* DIRECTIONS
Scan the material below for the string "content", and copy every line where it shows up.
□ □ □
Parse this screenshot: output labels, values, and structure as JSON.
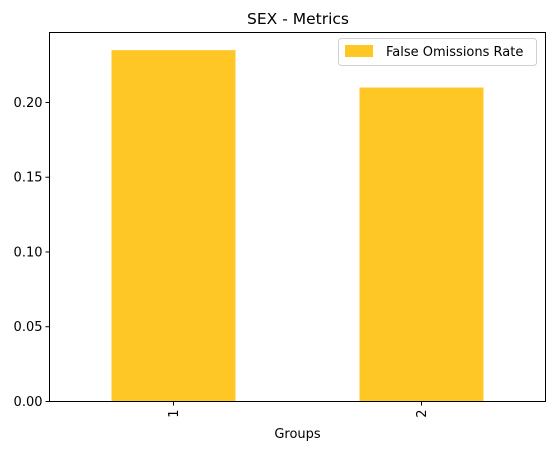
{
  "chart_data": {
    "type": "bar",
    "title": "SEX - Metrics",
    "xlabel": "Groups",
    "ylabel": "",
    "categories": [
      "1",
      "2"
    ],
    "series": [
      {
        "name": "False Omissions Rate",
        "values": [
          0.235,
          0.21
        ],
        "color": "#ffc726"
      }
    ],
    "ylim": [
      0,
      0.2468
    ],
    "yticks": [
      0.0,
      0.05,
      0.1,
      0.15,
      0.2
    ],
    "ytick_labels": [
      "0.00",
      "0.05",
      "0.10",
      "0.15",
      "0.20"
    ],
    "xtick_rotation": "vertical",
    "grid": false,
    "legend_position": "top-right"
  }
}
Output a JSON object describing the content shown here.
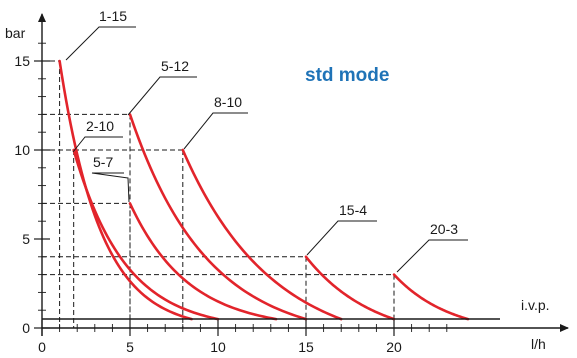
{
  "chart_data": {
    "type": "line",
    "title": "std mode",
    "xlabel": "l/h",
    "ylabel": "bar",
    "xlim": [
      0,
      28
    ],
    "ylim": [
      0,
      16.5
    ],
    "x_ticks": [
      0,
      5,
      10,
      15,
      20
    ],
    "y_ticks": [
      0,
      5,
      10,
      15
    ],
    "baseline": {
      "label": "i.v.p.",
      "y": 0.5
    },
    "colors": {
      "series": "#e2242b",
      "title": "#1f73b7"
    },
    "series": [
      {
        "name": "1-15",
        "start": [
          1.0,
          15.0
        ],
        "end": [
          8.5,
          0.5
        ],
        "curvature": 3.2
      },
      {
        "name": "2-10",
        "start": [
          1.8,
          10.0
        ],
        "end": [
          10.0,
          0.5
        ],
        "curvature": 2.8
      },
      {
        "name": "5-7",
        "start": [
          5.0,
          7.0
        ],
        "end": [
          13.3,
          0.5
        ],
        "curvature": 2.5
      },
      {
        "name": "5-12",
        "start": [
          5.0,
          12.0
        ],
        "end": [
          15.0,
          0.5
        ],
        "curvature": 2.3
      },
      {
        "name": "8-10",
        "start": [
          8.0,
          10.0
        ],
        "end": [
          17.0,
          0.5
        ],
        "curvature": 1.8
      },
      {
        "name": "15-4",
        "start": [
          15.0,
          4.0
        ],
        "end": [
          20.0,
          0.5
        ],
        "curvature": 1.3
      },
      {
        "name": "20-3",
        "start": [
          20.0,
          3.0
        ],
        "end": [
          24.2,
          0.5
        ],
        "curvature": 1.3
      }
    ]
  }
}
□ □ □
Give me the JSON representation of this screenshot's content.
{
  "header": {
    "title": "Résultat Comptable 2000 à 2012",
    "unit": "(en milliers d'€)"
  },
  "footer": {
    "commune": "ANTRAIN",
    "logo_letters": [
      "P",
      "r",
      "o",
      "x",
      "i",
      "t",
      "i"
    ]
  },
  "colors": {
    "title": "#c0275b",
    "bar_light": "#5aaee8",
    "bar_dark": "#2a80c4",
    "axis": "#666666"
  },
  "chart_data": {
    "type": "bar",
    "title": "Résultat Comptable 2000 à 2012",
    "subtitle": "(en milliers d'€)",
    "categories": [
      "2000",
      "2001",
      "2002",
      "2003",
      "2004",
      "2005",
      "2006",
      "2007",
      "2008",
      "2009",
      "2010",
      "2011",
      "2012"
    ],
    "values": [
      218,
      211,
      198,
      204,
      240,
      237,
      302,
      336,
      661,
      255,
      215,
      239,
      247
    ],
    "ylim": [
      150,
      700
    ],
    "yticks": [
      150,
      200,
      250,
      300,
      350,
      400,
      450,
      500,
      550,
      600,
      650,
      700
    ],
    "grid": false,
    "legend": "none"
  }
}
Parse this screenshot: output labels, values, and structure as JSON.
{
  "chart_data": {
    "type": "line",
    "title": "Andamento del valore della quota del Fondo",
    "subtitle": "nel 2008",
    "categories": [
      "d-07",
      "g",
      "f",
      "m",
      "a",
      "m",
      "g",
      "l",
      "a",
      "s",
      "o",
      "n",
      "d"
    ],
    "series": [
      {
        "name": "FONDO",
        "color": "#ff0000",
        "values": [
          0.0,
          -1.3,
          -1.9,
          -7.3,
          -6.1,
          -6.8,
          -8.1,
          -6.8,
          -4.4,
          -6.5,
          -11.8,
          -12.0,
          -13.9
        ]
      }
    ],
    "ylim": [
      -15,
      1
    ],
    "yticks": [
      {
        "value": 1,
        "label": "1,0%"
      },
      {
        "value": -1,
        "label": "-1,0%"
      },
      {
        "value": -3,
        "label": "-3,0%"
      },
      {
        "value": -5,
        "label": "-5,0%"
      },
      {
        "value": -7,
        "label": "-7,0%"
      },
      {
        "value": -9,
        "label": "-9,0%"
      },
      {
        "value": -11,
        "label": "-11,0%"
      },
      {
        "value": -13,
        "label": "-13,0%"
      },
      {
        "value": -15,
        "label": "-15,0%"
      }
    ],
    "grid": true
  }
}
□ □ □
* SOLVED PROBLEM
Output a JSON object describing the content shown here.
Give me the JSON representation of this screenshot's content.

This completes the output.